### What you should do:
Count the lines below that include the word "aparatury" and write that number alone.

### Records for processing:
-*-

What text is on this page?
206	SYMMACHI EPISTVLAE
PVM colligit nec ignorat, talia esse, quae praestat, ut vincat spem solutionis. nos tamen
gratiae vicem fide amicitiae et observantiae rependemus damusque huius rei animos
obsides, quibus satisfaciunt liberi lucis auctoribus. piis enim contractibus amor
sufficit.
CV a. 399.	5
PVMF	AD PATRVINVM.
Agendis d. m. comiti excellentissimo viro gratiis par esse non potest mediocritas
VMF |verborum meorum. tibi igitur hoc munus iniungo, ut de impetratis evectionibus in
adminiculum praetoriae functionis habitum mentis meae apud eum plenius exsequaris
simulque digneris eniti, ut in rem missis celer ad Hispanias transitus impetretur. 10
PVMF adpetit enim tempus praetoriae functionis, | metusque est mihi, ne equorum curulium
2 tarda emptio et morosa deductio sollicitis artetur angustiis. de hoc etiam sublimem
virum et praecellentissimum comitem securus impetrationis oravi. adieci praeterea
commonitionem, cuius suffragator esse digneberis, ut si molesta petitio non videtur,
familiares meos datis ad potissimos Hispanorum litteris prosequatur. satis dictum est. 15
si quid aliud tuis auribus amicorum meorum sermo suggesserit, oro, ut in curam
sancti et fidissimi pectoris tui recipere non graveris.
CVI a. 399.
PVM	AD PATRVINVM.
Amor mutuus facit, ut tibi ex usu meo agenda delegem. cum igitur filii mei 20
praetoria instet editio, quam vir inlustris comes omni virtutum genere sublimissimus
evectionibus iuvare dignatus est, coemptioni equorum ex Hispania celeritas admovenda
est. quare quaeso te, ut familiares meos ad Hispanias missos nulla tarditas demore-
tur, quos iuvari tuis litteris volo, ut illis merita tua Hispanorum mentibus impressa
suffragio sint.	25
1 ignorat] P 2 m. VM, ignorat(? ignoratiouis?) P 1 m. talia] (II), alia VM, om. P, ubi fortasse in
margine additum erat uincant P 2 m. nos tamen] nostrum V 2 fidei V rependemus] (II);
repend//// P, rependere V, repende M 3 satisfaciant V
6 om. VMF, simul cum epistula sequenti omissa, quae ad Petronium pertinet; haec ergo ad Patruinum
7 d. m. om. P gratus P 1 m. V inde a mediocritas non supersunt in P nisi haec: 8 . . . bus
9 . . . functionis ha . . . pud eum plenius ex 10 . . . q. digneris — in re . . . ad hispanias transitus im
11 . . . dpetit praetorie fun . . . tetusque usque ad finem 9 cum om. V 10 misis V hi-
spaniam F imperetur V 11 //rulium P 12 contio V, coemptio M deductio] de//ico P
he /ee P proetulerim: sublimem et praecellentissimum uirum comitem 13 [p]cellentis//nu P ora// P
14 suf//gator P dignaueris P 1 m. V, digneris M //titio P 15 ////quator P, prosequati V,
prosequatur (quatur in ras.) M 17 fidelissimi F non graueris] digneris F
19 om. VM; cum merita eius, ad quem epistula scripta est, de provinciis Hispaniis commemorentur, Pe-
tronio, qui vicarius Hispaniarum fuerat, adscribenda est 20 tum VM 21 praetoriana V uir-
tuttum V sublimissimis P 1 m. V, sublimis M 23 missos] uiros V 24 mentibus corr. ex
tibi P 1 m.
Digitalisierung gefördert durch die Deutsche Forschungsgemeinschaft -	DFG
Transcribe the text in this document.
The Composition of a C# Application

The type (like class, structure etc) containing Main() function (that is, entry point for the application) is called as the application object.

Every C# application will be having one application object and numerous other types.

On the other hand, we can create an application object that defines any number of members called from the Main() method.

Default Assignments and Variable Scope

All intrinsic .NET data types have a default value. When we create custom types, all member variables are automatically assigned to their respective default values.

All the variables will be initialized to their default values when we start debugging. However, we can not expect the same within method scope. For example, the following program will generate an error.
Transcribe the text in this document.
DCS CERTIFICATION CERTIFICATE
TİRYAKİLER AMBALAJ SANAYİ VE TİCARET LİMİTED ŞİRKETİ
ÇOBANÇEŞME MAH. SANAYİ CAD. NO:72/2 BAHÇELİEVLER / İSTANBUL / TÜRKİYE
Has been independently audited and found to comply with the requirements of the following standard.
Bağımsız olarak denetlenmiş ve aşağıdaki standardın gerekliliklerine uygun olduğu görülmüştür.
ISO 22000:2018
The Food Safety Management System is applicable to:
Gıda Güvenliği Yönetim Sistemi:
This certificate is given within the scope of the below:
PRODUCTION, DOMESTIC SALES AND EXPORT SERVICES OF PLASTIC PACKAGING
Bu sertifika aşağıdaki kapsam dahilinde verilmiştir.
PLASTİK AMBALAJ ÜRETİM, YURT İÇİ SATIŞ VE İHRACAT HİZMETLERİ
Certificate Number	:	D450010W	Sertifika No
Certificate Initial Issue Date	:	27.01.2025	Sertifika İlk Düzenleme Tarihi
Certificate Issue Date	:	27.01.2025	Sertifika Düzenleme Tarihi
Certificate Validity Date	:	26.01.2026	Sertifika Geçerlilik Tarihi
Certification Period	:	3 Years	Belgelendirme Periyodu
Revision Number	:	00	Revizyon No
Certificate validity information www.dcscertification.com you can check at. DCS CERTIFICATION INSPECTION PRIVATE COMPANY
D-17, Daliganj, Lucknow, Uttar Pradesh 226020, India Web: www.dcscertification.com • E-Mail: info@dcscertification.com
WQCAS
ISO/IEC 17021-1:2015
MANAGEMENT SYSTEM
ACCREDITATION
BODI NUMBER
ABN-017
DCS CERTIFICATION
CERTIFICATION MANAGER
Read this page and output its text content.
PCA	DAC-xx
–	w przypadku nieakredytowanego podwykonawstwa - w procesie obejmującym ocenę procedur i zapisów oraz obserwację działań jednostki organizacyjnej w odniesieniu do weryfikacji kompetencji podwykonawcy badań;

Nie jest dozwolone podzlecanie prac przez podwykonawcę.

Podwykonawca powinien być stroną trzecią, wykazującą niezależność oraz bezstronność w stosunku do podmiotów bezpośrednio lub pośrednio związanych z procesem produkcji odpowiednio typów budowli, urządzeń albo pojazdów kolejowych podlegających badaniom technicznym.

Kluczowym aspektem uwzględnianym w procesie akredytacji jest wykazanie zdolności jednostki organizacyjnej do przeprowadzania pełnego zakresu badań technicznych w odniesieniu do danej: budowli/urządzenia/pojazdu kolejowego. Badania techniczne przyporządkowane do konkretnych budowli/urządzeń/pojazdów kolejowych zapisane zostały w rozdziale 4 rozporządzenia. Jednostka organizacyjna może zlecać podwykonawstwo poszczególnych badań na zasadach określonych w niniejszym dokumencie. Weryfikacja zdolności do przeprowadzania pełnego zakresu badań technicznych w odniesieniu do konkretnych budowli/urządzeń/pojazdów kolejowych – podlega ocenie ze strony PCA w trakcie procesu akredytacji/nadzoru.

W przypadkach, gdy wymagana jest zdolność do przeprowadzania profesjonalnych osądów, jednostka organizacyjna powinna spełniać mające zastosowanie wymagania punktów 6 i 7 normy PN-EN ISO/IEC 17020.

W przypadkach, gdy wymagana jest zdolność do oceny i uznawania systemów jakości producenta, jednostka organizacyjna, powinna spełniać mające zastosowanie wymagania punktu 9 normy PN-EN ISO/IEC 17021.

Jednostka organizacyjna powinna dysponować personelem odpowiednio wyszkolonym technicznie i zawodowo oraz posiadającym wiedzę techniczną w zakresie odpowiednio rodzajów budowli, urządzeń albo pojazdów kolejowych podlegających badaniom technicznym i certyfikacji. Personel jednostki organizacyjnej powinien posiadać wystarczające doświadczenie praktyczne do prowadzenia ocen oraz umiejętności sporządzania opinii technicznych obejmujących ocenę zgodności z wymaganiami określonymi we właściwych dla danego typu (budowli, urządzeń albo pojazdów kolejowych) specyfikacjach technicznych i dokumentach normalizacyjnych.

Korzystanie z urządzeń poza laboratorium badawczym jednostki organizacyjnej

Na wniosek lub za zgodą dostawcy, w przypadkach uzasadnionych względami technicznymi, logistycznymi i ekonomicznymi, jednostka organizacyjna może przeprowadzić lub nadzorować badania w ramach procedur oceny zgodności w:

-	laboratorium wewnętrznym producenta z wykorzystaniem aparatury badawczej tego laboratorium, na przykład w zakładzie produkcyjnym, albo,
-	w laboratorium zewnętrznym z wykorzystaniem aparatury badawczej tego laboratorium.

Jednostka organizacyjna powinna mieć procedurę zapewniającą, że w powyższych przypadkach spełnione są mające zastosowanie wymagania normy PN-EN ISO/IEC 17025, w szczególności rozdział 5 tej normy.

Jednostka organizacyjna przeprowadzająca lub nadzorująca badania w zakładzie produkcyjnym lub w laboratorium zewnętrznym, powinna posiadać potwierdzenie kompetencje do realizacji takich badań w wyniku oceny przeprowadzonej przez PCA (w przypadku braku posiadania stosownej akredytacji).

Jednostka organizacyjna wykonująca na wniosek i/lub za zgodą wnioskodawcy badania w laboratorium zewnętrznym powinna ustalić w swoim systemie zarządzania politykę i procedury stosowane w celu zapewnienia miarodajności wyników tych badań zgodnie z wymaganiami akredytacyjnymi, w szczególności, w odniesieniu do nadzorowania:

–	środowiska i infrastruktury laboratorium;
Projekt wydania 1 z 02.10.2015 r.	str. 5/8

-*-

### Finished exercise:
2